==== Information supplied

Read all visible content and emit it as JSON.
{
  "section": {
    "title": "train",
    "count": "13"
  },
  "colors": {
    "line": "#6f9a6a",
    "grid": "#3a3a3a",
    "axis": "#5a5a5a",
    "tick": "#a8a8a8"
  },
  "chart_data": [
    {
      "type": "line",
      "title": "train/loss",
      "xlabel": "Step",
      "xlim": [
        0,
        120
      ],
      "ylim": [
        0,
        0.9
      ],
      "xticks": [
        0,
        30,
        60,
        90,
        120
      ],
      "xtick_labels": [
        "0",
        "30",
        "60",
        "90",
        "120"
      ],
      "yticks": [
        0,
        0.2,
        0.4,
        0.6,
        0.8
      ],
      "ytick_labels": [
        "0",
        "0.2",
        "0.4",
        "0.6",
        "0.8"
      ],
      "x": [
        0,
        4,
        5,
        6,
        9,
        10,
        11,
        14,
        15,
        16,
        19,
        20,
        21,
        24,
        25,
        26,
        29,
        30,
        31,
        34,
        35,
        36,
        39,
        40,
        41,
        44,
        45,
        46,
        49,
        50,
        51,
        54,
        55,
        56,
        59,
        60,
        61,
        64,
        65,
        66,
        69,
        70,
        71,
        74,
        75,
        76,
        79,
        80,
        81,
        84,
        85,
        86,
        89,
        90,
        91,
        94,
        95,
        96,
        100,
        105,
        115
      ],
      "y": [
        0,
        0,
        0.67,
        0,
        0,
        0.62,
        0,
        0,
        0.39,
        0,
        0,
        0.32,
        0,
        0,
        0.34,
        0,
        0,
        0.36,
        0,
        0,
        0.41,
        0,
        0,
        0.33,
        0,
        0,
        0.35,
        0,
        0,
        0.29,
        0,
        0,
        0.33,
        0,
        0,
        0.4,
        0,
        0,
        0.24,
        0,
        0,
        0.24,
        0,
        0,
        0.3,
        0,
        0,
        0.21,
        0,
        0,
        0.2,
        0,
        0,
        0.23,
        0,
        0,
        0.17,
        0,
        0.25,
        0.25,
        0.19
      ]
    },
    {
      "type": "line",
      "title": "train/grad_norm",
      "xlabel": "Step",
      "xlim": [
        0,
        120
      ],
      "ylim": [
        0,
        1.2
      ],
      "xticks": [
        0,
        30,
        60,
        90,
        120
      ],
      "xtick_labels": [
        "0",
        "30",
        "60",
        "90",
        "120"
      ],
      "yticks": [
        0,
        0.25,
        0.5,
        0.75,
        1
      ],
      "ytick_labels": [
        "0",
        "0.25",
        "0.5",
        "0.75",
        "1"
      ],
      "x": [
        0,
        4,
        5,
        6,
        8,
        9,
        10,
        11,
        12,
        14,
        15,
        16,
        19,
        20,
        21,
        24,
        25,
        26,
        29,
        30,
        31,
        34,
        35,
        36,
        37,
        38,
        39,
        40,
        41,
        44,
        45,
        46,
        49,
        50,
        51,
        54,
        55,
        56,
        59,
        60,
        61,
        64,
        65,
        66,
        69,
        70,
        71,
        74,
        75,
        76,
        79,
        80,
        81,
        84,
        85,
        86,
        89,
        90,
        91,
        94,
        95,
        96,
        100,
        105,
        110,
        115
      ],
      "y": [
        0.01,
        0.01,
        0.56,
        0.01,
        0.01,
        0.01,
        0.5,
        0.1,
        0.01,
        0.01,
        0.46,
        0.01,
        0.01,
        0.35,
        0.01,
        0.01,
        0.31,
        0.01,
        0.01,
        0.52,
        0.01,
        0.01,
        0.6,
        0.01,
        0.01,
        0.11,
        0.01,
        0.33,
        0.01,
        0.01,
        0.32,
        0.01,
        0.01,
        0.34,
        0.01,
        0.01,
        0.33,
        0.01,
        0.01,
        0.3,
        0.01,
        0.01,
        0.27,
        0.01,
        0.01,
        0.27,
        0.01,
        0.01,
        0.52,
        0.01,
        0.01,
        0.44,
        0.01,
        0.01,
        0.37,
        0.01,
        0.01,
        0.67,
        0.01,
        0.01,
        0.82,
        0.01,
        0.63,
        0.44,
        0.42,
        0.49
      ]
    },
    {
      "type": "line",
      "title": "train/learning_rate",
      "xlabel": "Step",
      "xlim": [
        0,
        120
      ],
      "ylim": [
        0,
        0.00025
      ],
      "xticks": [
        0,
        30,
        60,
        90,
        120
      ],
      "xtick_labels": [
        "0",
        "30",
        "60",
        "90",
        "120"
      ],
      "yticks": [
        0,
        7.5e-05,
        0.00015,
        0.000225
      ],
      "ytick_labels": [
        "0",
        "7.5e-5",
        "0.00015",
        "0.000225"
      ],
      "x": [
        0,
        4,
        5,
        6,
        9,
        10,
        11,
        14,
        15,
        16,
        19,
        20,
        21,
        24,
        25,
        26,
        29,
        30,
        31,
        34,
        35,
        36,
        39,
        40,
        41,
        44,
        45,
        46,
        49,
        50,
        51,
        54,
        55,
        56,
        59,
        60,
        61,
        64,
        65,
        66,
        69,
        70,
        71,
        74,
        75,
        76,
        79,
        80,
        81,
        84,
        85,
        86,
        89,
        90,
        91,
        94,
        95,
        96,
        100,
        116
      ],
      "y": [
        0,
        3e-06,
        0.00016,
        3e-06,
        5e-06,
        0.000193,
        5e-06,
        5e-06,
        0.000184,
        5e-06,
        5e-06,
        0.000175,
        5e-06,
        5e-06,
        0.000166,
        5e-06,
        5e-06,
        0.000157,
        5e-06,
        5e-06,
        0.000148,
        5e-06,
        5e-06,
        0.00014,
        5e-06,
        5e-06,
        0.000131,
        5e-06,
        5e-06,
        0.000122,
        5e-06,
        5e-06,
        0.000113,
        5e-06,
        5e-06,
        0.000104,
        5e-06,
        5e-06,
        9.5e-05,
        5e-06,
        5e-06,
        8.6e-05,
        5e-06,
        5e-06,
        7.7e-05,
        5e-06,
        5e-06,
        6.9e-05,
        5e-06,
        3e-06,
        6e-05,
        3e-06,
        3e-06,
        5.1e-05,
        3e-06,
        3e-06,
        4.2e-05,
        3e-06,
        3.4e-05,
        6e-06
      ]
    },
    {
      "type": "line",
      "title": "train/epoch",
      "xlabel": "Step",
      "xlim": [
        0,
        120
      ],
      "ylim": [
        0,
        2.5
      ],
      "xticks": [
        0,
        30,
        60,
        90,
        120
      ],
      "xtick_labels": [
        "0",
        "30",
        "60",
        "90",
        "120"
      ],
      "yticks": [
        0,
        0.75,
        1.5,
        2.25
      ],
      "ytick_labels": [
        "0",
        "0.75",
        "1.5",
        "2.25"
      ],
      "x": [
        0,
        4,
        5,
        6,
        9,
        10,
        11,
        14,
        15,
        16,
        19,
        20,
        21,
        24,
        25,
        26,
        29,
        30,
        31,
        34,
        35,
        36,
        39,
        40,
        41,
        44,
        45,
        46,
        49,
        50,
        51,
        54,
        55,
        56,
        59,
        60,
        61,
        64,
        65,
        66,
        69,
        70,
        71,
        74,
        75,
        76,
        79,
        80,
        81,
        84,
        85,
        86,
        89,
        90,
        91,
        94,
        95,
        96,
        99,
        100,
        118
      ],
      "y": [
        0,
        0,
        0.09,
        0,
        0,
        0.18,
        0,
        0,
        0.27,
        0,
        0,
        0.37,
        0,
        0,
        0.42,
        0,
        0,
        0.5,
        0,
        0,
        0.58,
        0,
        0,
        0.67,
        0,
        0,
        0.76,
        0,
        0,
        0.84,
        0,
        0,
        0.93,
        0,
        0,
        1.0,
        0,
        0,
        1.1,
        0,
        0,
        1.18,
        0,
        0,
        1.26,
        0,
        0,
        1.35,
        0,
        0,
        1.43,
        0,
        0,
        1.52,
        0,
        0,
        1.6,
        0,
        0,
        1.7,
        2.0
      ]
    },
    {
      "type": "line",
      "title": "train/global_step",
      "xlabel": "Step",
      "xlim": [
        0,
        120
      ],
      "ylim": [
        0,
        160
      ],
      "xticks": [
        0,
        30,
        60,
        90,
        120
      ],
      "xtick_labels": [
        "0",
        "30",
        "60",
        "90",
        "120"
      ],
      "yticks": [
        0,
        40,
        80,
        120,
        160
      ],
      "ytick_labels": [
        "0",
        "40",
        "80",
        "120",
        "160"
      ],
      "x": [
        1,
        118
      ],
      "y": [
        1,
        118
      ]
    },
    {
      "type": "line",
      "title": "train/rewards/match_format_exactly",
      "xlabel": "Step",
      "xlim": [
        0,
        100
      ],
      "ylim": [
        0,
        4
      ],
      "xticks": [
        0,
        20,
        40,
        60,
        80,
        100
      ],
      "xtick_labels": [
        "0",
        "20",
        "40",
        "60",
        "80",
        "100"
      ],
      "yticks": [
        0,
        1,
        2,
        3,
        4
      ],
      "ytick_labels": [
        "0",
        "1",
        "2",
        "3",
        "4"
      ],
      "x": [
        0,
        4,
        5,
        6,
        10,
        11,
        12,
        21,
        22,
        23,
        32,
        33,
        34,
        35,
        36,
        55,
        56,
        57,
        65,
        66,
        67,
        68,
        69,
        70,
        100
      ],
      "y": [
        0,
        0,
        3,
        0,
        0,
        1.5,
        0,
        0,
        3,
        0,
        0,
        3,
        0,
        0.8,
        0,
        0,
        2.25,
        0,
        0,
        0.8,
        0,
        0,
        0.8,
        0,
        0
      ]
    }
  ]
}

========

**What the task requires:**
Where does the word "title" appear in the listing? List each line that holds it.

**Final answer:**
    "title": "train",
      "title": "train/loss",
      "title": "train/grad_norm",
      "title": "train/learning_rate",
      "title": "train/epoch",
      "title": "train/global_step",
      "title": "train/rewards/match_format_exactly",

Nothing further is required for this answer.